> _TASK INSTRUCTIONS_: Each line of the listing that contains the word "xlabel" is to be copied.

> _MATERIAL FOR THE TASK_:
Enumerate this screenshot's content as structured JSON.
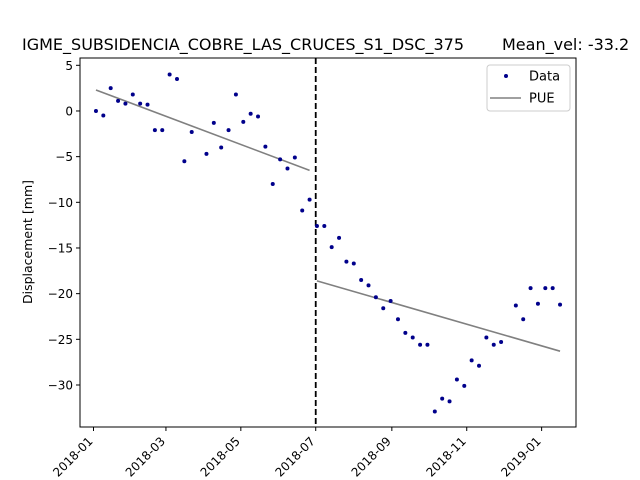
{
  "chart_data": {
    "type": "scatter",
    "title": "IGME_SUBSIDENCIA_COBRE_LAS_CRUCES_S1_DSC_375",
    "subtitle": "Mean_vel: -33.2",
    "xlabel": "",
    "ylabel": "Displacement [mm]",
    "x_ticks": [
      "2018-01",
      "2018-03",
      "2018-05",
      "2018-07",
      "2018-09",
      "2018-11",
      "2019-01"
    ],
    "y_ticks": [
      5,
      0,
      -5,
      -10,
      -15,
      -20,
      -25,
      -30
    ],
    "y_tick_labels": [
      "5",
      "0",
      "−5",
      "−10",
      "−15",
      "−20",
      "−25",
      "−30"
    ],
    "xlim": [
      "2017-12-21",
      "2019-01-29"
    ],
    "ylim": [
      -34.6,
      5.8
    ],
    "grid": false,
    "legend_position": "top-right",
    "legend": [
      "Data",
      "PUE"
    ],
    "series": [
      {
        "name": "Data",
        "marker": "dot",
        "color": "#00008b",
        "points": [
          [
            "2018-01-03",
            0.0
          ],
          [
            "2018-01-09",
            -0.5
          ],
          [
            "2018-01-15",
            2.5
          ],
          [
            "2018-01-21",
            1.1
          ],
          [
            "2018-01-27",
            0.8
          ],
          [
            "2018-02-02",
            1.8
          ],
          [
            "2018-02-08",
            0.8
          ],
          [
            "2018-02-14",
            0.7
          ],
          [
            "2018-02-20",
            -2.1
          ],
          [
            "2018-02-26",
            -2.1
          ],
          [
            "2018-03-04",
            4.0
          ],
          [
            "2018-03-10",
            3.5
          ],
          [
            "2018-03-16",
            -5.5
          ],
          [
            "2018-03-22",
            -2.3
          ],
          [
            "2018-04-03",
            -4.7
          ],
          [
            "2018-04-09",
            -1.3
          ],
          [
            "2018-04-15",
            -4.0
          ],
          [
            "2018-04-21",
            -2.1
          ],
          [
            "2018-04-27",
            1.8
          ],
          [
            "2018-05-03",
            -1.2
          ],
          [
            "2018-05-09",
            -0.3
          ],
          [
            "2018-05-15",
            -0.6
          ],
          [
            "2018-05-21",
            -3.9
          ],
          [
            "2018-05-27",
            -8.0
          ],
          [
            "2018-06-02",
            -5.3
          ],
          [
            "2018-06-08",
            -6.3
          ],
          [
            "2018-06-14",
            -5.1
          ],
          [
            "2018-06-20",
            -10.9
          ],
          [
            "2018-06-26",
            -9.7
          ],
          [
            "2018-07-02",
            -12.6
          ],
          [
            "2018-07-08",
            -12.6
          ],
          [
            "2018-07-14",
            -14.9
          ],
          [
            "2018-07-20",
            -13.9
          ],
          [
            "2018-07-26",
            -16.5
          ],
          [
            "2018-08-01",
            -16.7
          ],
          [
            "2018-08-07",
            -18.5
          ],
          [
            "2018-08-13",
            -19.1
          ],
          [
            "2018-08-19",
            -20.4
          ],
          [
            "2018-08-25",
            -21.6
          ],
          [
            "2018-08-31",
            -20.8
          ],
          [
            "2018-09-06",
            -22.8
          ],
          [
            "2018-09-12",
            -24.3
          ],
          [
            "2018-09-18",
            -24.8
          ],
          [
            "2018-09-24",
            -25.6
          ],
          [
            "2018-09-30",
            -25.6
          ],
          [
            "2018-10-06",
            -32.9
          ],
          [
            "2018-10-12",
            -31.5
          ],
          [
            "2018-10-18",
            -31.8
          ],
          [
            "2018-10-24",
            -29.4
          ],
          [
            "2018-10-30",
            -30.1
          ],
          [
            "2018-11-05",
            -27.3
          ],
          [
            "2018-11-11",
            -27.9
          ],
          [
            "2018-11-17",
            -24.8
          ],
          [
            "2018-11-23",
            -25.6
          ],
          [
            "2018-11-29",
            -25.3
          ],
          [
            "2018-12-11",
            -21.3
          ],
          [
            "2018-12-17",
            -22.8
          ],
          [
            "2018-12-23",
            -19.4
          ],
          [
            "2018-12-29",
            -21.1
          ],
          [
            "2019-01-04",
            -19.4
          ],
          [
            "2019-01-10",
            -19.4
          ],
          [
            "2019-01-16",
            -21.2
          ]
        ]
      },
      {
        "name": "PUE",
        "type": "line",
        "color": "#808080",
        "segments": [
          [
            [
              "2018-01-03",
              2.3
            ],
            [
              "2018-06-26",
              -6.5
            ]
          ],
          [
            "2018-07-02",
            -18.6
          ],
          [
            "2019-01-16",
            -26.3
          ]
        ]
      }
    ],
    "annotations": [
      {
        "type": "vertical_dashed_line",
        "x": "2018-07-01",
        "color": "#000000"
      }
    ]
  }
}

* * *

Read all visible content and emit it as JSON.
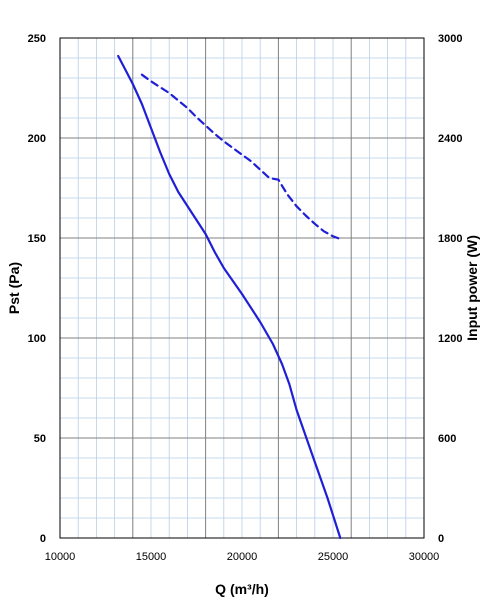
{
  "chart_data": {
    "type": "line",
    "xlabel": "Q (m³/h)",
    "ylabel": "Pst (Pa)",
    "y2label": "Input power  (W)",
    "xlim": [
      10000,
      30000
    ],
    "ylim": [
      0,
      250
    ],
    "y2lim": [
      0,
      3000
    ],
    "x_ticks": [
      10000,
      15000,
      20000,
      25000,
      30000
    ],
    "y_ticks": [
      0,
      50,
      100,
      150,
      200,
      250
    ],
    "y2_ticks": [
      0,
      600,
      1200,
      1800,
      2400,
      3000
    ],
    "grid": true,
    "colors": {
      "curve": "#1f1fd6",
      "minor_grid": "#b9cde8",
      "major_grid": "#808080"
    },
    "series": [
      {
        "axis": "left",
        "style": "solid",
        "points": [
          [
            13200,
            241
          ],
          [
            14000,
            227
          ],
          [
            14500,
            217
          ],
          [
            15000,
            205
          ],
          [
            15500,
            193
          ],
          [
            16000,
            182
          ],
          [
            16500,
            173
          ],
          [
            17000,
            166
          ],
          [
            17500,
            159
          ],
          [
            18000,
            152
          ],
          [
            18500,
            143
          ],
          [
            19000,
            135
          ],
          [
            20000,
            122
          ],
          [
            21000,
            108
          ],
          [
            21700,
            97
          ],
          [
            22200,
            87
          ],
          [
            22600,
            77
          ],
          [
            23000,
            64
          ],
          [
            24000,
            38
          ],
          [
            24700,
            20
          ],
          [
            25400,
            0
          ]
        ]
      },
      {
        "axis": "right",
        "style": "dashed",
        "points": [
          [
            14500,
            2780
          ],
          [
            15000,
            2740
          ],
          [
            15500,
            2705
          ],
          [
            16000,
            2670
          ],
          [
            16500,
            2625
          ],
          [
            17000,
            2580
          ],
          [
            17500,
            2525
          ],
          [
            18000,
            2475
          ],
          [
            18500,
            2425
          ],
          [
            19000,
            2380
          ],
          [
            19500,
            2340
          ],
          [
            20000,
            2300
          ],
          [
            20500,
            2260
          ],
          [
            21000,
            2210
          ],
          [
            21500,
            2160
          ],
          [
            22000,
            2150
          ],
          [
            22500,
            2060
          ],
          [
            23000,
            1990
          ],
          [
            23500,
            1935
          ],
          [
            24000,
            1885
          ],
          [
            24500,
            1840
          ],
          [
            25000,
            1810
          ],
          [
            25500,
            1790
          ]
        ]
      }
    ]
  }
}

---

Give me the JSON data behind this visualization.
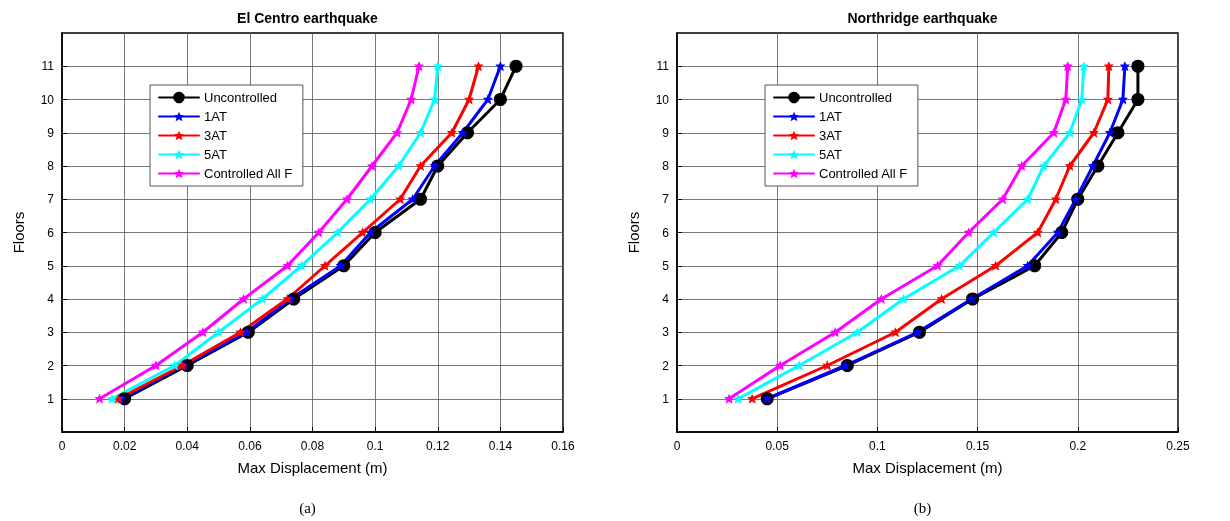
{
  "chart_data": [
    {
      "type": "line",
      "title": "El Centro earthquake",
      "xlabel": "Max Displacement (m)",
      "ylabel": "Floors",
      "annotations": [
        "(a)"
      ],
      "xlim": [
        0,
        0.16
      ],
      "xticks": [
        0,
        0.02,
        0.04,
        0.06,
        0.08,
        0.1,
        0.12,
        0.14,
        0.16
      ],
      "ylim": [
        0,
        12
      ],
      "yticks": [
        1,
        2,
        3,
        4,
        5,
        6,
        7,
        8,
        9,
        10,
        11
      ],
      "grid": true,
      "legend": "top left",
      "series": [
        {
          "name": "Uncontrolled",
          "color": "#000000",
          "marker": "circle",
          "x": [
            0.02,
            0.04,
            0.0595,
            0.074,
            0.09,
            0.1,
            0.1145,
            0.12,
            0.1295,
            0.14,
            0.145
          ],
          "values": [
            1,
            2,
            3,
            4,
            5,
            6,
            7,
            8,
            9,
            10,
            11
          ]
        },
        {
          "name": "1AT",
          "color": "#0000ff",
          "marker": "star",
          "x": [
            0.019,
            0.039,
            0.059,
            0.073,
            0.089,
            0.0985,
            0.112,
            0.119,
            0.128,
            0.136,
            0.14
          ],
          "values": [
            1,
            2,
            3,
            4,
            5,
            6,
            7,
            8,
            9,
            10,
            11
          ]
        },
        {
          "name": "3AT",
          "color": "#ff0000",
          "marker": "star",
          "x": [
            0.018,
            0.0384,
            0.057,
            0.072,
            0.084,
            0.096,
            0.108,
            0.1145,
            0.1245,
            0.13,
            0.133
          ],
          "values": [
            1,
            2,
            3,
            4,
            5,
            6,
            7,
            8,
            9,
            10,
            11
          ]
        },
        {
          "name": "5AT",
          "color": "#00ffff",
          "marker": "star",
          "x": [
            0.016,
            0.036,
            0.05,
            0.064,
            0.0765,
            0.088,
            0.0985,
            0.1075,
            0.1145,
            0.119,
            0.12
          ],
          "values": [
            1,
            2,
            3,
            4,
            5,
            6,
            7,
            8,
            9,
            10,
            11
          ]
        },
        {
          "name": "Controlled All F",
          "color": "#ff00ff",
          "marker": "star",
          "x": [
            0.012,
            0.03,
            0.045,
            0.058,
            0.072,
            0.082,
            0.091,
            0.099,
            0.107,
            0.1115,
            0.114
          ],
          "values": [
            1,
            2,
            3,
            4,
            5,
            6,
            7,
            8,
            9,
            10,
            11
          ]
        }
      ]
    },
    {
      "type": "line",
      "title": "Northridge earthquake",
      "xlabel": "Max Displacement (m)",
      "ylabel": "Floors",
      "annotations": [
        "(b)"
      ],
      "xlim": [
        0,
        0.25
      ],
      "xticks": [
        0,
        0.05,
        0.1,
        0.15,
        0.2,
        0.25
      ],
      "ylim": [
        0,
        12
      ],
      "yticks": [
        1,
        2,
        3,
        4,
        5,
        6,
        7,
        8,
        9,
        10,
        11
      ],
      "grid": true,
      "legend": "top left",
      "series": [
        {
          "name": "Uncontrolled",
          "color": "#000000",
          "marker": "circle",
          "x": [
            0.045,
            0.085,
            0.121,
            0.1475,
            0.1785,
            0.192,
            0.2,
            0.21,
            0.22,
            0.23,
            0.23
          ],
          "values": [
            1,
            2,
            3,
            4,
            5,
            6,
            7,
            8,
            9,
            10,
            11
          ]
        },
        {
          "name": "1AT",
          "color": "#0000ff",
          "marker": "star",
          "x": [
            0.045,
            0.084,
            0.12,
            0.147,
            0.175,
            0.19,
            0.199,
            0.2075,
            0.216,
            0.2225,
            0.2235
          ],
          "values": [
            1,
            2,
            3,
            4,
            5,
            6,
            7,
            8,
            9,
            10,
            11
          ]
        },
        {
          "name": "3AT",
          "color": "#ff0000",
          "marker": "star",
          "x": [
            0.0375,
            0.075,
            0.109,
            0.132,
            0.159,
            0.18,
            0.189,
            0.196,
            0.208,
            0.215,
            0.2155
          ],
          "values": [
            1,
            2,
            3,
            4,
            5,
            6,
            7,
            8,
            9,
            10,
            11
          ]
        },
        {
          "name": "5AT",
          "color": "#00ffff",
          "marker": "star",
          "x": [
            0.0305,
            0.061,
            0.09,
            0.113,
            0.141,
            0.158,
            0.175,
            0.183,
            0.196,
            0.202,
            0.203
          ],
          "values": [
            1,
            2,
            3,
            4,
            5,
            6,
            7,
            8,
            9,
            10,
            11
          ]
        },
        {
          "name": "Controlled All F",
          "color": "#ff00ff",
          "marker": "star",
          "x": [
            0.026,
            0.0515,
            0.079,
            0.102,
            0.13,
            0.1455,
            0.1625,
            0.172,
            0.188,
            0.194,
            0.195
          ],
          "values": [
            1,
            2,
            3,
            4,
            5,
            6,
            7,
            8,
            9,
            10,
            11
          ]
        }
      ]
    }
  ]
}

> _OUTPUT FOR THIS TASK_:
    "xlabel": "",
    "xlabel": "Q (m³/h)",
      "xlabel": "Max Displacement (m)",
      "xlabel": "Max Displacement (m)",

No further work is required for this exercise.